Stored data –
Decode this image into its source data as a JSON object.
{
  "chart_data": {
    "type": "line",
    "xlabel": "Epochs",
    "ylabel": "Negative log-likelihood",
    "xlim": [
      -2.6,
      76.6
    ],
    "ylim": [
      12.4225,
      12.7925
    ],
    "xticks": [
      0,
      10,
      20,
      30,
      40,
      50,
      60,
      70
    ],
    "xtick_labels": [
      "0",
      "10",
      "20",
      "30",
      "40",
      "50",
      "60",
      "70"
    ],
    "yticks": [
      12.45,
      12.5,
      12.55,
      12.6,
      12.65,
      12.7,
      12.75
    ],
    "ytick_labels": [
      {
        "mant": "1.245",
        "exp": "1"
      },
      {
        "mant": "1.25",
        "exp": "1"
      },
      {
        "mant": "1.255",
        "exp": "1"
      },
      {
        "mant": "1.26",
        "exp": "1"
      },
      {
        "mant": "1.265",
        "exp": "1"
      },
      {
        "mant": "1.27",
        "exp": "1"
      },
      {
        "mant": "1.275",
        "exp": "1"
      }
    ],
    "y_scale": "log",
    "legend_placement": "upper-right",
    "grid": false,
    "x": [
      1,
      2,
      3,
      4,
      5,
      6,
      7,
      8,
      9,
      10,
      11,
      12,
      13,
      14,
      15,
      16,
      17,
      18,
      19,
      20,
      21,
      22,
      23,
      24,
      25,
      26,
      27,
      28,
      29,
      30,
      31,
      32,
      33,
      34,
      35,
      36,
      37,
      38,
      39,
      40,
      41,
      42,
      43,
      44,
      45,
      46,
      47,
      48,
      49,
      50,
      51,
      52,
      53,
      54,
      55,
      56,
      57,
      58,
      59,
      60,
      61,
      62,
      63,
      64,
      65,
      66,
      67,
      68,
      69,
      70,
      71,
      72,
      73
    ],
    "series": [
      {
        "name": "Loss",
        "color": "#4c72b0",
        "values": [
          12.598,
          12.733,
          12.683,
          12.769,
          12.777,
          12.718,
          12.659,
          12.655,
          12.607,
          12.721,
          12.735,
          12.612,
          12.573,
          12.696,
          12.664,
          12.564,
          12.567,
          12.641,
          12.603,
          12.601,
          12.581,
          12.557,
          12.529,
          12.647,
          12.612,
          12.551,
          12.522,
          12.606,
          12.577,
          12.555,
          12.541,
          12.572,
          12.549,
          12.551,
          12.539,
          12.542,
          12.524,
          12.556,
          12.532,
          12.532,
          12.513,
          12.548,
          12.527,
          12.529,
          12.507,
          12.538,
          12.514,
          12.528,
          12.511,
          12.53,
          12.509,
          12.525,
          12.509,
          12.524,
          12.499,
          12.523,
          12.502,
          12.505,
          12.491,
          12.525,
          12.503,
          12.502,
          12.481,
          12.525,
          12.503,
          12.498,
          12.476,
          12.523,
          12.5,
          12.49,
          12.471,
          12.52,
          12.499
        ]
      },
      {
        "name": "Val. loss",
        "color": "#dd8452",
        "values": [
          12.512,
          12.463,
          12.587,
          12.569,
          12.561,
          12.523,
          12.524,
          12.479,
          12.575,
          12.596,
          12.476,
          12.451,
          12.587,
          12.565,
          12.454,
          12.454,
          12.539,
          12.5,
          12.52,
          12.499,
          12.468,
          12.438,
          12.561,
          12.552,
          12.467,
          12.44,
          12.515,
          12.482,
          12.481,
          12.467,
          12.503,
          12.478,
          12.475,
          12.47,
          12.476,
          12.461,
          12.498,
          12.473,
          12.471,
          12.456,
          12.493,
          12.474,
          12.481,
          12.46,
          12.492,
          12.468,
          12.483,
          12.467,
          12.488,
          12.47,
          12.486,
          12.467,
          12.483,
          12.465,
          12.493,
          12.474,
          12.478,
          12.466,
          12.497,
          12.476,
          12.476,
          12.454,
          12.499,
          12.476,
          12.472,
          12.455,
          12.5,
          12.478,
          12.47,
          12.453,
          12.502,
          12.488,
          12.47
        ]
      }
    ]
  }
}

Written exercise –
Please repeat all the records above exactly as they appear.

The answer –
Decode this image into its source data as a JSON object.
{
  "chart_data": {
    "type": "line",
    "xlabel": "Epochs",
    "ylabel": "Negative log-likelihood",
    "xlim": [
      -2.6,
      76.6
    ],
    "ylim": [
      12.4225,
      12.7925
    ],
    "xticks": [
      0,
      10,
      20,
      30,
      40,
      50,
      60,
      70
    ],
    "xtick_labels": [
      "0",
      "10",
      "20",
      "30",
      "40",
      "50",
      "60",
      "70"
    ],
    "yticks": [
      12.45,
      12.5,
      12.55,
      12.6,
      12.65,
      12.7,
      12.75
    ],
    "ytick_labels": [
      {
        "mant": "1.245",
        "exp": "1"
      },
      {
        "mant": "1.25",
        "exp": "1"
      },
      {
        "mant": "1.255",
        "exp": "1"
      },
      {
        "mant": "1.26",
        "exp": "1"
      },
      {
        "mant": "1.265",
        "exp": "1"
      },
      {
        "mant": "1.27",
        "exp": "1"
      },
      {
        "mant": "1.275",
        "exp": "1"
      }
    ],
    "y_scale": "log",
    "legend_placement": "upper-right",
    "grid": false,
    "x": [
      1,
      2,
      3,
      4,
      5,
      6,
      7,
      8,
      9,
      10,
      11,
      12,
      13,
      14,
      15,
      16,
      17,
      18,
      19,
      20,
      21,
      22,
      23,
      24,
      25,
      26,
      27,
      28,
      29,
      30,
      31,
      32,
      33,
      34,
      35,
      36,
      37,
      38,
      39,
      40,
      41,
      42,
      43,
      44,
      45,
      46,
      47,
      48,
      49,
      50,
      51,
      52,
      53,
      54,
      55,
      56,
      57,
      58,
      59,
      60,
      61,
      62,
      63,
      64,
      65,
      66,
      67,
      68,
      69,
      70,
      71,
      72,
      73
    ],
    "series": [
      {
        "name": "Loss",
        "color": "#4c72b0",
        "values": [
          12.598,
          12.733,
          12.683,
          12.769,
          12.777,
          12.718,
          12.659,
          12.655,
          12.607,
          12.721,
          12.735,
          12.612,
          12.573,
          12.696,
          12.664,
          12.564,
          12.567,
          12.641,
          12.603,
          12.601,
          12.581,
          12.557,
          12.529,
          12.647,
          12.612,
          12.551,
          12.522,
          12.606,
          12.577,
          12.555,
          12.541,
          12.572,
          12.549,
          12.551,
          12.539,
          12.542,
          12.524,
          12.556,
          12.532,
          12.532,
          12.513,
          12.548,
          12.527,
          12.529,
          12.507,
          12.538,
          12.514,
          12.528,
          12.511,
          12.53,
          12.509,
          12.525,
          12.509,
          12.524,
          12.499,
          12.523,
          12.502,
          12.505,
          12.491,
          12.525,
          12.503,
          12.502,
          12.481,
          12.525,
          12.503,
          12.498,
          12.476,
          12.523,
          12.5,
          12.49,
          12.471,
          12.52,
          12.499
        ]
      },
      {
        "name": "Val. loss",
        "color": "#dd8452",
        "values": [
          12.512,
          12.463,
          12.587,
          12.569,
          12.561,
          12.523,
          12.524,
          12.479,
          12.575,
          12.596,
          12.476,
          12.451,
          12.587,
          12.565,
          12.454,
          12.454,
          12.539,
          12.5,
          12.52,
          12.499,
          12.468,
          12.438,
          12.561,
          12.552,
          12.467,
          12.44,
          12.515,
          12.482,
          12.481,
          12.467,
          12.503,
          12.478,
          12.475,
          12.47,
          12.476,
          12.461,
          12.498,
          12.473,
          12.471,
          12.456,
          12.493,
          12.474,
          12.481,
          12.46,
          12.492,
          12.468,
          12.483,
          12.467,
          12.488,
          12.47,
          12.486,
          12.467,
          12.483,
          12.465,
          12.493,
          12.474,
          12.478,
          12.466,
          12.497,
          12.476,
          12.476,
          12.454,
          12.499,
          12.476,
          12.472,
          12.455,
          12.5,
          12.478,
          12.47,
          12.453,
          12.502,
          12.488,
          12.47
        ]
      }
    ]
  }
}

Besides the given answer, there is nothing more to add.